• TASK DETAILS: The entries below contain pictures. Retype everything except those pictures, exactly as given.

• DATA TO USE:
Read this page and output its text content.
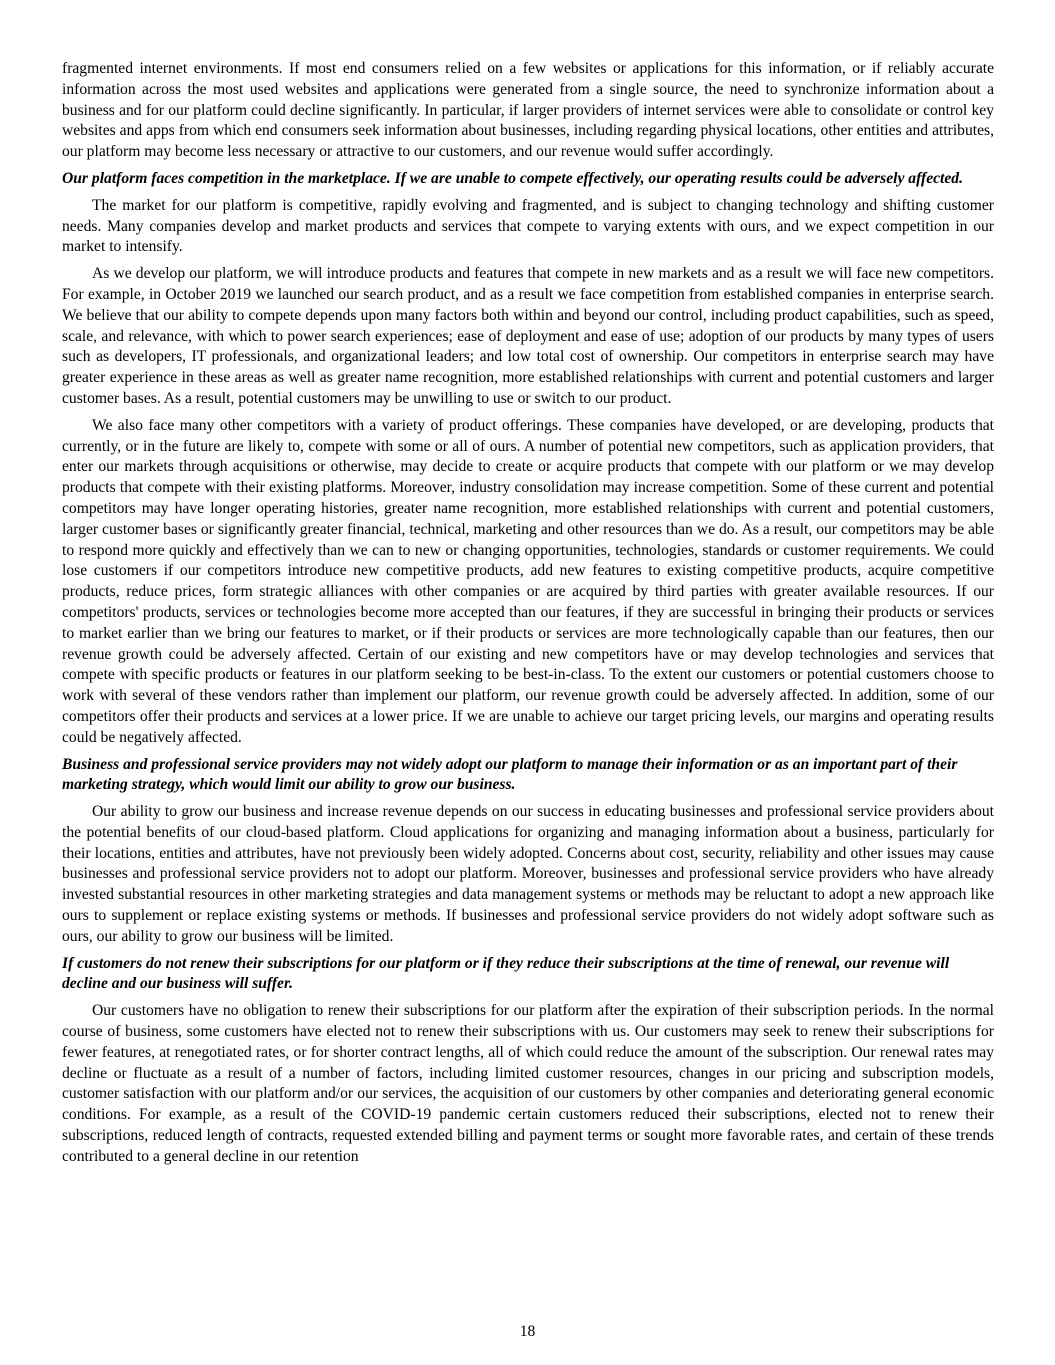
fragmented internet environments. If most end consumers relied on a few websites or applications for this information, or if reliably accurate information across the most used websites and applications were generated from a single source, the need to synchronize information about a business and for our platform could decline significantly. In particular, if larger providers of internet services were able to consolidate or control key websites and apps from which end consumers seek information about businesses, including regarding physical locations, other entities and attributes, our platform may become less necessary or attractive to our customers, and our revenue would suffer accordingly.

Our platform faces competition in the marketplace. If we are unable to compete effectively, our operating results could be adversely affected.

The market for our platform is competitive, rapidly evolving and fragmented, and is subject to changing technology and shifting customer needs. Many companies develop and market products and services that compete to varying extents with ours, and we expect competition in our market to intensify.

As we develop our platform, we will introduce products and features that compete in new markets and as a result we will face new competitors. For example, in October 2019 we launched our search product, and as a result we face competition from established companies in enterprise search. We believe that our ability to compete depends upon many factors both within and beyond our control, including product capabilities, such as speed, scale, and relevance, with which to power search experiences; ease of deployment and ease of use; adoption of our products by many types of users such as developers, IT professionals, and organizational leaders; and low total cost of ownership. Our competitors in enterprise search may have greater experience in these areas as well as greater name recognition, more established relationships with current and potential customers and larger customer bases. As a result, potential customers may be unwilling to use or switch to our product.

We also face many other competitors with a variety of product offerings. These companies have developed, or are developing, products that currently, or in the future are likely to, compete with some or all of ours. A number of potential new competitors, such as application providers, that enter our markets through acquisitions or otherwise, may decide to create or acquire products that compete with our platform or we may develop products that compete with their existing platforms. Moreover, industry consolidation may increase competition. Some of these current and potential competitors may have longer operating histories, greater name recognition, more established relationships with current and potential customers, larger customer bases or significantly greater financial, technical, marketing and other resources than we do. As a result, our competitors may be able to respond more quickly and effectively than we can to new or changing opportunities, technologies, standards or customer requirements. We could lose customers if our competitors introduce new competitive products, add new features to existing competitive products, acquire competitive products, reduce prices, form strategic alliances with other companies or are acquired by third parties with greater available resources. If our competitors' products, services or technologies become more accepted than our features, if they are successful in bringing their products or services to market earlier than we bring our features to market, or if their products or services are more technologically capable than our features, then our revenue growth could be adversely affected. Certain of our existing and new competitors have or may develop technologies and services that compete with specific products or features in our platform seeking to be best-in-class. To the extent our customers or potential customers choose to work with several of these vendors rather than implement our platform, our revenue growth could be adversely affected. In addition, some of our competitors offer their products and services at a lower price. If we are unable to achieve our target pricing levels, our margins and operating results could be negatively affected.

Business and professional service providers may not widely adopt our platform to manage their information or as an important part of their marketing strategy, which would limit our ability to grow our business.

Our ability to grow our business and increase revenue depends on our success in educating businesses and professional service providers about the potential benefits of our cloud-based platform. Cloud applications for organizing and managing information about a business, particularly for their locations, entities and attributes, have not previously been widely adopted. Concerns about cost, security, reliability and other issues may cause businesses and professional service providers not to adopt our platform. Moreover, businesses and professional service providers who have already invested substantial resources in other marketing strategies and data management systems or methods may be reluctant to adopt a new approach like ours to supplement or replace existing systems or methods. If businesses and professional service providers do not widely adopt software such as ours, our ability to grow our business will be limited.

If customers do not renew their subscriptions for our platform or if they reduce their subscriptions at the time of renewal, our revenue will decline and our business will suffer.

Our customers have no obligation to renew their subscriptions for our platform after the expiration of their subscription periods. In the normal course of business, some customers have elected not to renew their subscriptions with us. Our customers may seek to renew their subscriptions for fewer features, at renegotiated rates, or for shorter contract lengths, all of which could reduce the amount of the subscription. Our renewal rates may decline or fluctuate as a result of a number of factors, including limited customer resources, changes in our pricing and subscription models, customer satisfaction with our platform and/or our services, the acquisition of our customers by other companies and deteriorating general economic conditions. For example, as a result of the COVID-19 pandemic certain customers reduced their subscriptions, elected not to renew their subscriptions, reduced length of contracts, requested extended billing and payment terms or sought more favorable rates, and certain of these trends contributed to a general decline in our retention

18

• ANSWER TO THIS EXERCISE:
Read this page and output its text content.
fragmented internet environments. If most end consumers relied on a few websites or applications for this information, or if reliably accurate information across the most used websites and applications were generated from a single source, the need to synchronize information about a business and for our platform could decline significantly. In particular, if larger providers of internet services were able to consolidate or control key websites and apps from which end consumers seek information about businesses, including regarding physical locations, other entities and attributes, our platform may become less necessary or attractive to our customers, and our revenue would suffer accordingly.

Our platform faces competition in the marketplace. If we are unable to compete effectively, our operating results could be adversely affected.

The market for our platform is competitive, rapidly evolving and fragmented, and is subject to changing technology and shifting customer needs. Many companies develop and market products and services that compete to varying extents with ours, and we expect competition in our market to intensify.

As we develop our platform, we will introduce products and features that compete in new markets and as a result we will face new competitors. For example, in October 2019 we launched our search product, and as a result we face competition from established companies in enterprise search. We believe that our ability to compete depends upon many factors both within and beyond our control, including product capabilities, such as speed, scale, and relevance, with which to power search experiences; ease of deployment and ease of use; adoption of our products by many types of users such as developers, IT professionals, and organizational leaders; and low total cost of ownership. Our competitors in enterprise search may have greater experience in these areas as well as greater name recognition, more established relationships with current and potential customers and larger customer bases. As a result, potential customers may be unwilling to use or switch to our product.

We also face many other competitors with a variety of product offerings. These companies have developed, or are developing, products that currently, or in the future are likely to, compete with some or all of ours. A number of potential new competitors, such as application providers, that enter our markets through acquisitions or otherwise, may decide to create or acquire products that compete with our platform or we may develop products that compete with their existing platforms. Moreover, industry consolidation may increase competition. Some of these current and potential competitors may have longer operating histories, greater name recognition, more established relationships with current and potential customers, larger customer bases or significantly greater financial, technical, marketing and other resources than we do. As a result, our competitors may be able to respond more quickly and effectively than we can to new or changing opportunities, technologies, standards or customer requirements. We could lose customers if our competitors introduce new competitive products, add new features to existing competitive products, acquire competitive products, reduce prices, form strategic alliances with other companies or are acquired by third parties with greater available resources. If our competitors' products, services or technologies become more accepted than our features, if they are successful in bringing their products or services to market earlier than we bring our features to market, or if their products or services are more technologically capable than our features, then our revenue growth could be adversely affected. Certain of our existing and new competitors have or may develop technologies and services that compete with specific products or features in our platform seeking to be best-in-class. To the extent our customers or potential customers choose to work with several of these vendors rather than implement our platform, our revenue growth could be adversely affected. In addition, some of our competitors offer their products and services at a lower price. If we are unable to achieve our target pricing levels, our margins and operating results could be negatively affected.

Business and professional service providers may not widely adopt our platform to manage their information or as an important part of their marketing strategy, which would limit our ability to grow our business.

Our ability to grow our business and increase revenue depends on our success in educating businesses and professional service providers about the potential benefits of our cloud-based platform. Cloud applications for organizing and managing information about a business, particularly for their locations, entities and attributes, have not previously been widely adopted. Concerns about cost, security, reliability and other issues may cause businesses and professional service providers not to adopt our platform. Moreover, businesses and professional service providers who have already invested substantial resources in other marketing strategies and data management systems or methods may be reluctant to adopt a new approach like ours to supplement or replace existing systems or methods. If businesses and professional service providers do not widely adopt software such as ours, our ability to grow our business will be limited.

If customers do not renew their subscriptions for our platform or if they reduce their subscriptions at the time of renewal, our revenue will decline and our business will suffer.

Our customers have no obligation to renew their subscriptions for our platform after the expiration of their subscription periods. In the normal course of business, some customers have elected not to renew their subscriptions with us. Our customers may seek to renew their subscriptions for fewer features, at renegotiated rates, or for shorter contract lengths, all of which could reduce the amount of the subscription. Our renewal rates may decline or fluctuate as a result of a number of factors, including limited customer resources, changes in our pricing and subscription models, customer satisfaction with our platform and/or our services, the acquisition of our customers by other companies and deteriorating general economic conditions. For example, as a result of the COVID-19 pandemic certain customers reduced their subscriptions, elected not to renew their subscriptions, reduced length of contracts, requested extended billing and payment terms or sought more favorable rates, and certain of these trends contributed to a general decline in our retention

18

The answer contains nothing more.